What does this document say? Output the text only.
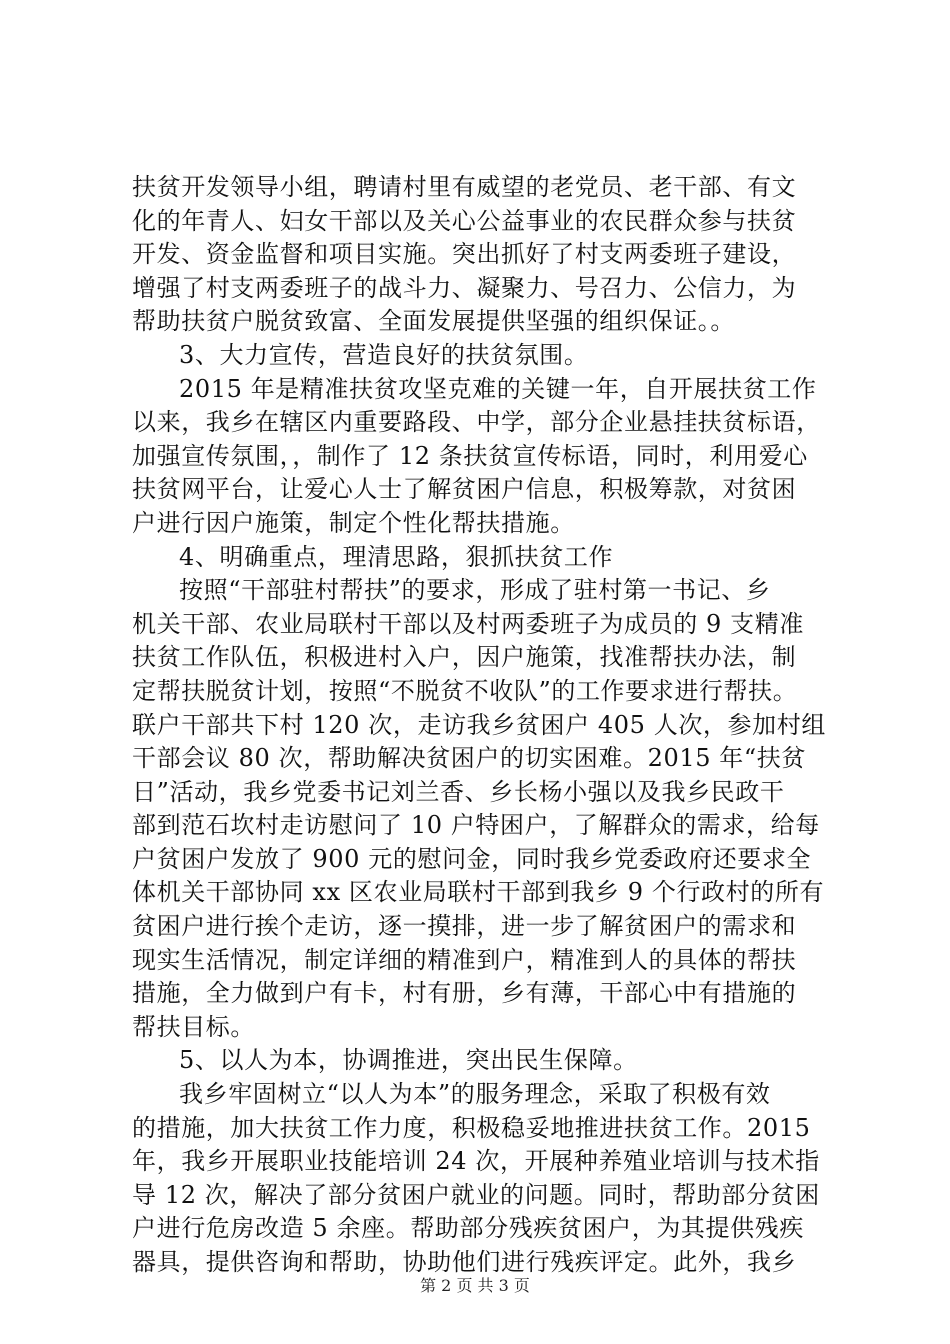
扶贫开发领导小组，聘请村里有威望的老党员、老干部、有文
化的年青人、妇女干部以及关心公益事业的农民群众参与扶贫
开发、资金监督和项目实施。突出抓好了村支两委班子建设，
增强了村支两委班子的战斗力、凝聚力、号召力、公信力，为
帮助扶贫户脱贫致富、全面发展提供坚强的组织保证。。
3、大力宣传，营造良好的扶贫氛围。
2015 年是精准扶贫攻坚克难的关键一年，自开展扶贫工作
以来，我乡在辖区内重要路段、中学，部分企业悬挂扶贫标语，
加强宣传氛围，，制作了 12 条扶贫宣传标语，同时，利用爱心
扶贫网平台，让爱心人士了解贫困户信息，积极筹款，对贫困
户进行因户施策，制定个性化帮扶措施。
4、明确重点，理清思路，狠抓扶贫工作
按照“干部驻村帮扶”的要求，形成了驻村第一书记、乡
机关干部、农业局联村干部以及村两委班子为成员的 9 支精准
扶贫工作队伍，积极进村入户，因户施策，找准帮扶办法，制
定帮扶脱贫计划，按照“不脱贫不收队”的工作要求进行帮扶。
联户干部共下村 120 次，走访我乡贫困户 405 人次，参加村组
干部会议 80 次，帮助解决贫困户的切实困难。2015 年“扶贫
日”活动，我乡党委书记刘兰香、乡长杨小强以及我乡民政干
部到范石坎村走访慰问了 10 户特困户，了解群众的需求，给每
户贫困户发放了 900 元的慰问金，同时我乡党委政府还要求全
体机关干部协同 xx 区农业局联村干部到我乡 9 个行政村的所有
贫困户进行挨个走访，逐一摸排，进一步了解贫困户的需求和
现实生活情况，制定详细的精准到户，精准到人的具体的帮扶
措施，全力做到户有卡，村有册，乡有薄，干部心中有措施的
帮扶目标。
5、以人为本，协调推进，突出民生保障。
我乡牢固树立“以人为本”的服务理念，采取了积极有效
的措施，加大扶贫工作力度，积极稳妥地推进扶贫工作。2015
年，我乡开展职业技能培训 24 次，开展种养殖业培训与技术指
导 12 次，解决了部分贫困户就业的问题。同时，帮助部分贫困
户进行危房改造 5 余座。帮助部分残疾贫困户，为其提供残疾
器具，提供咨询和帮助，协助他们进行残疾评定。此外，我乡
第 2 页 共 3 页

● ● ●

> [WORK TO BE COMPLETED] State the count of lines holding the string "以人为本" in the listing above, and nothing else.

> [EXERCISE RESULT] 2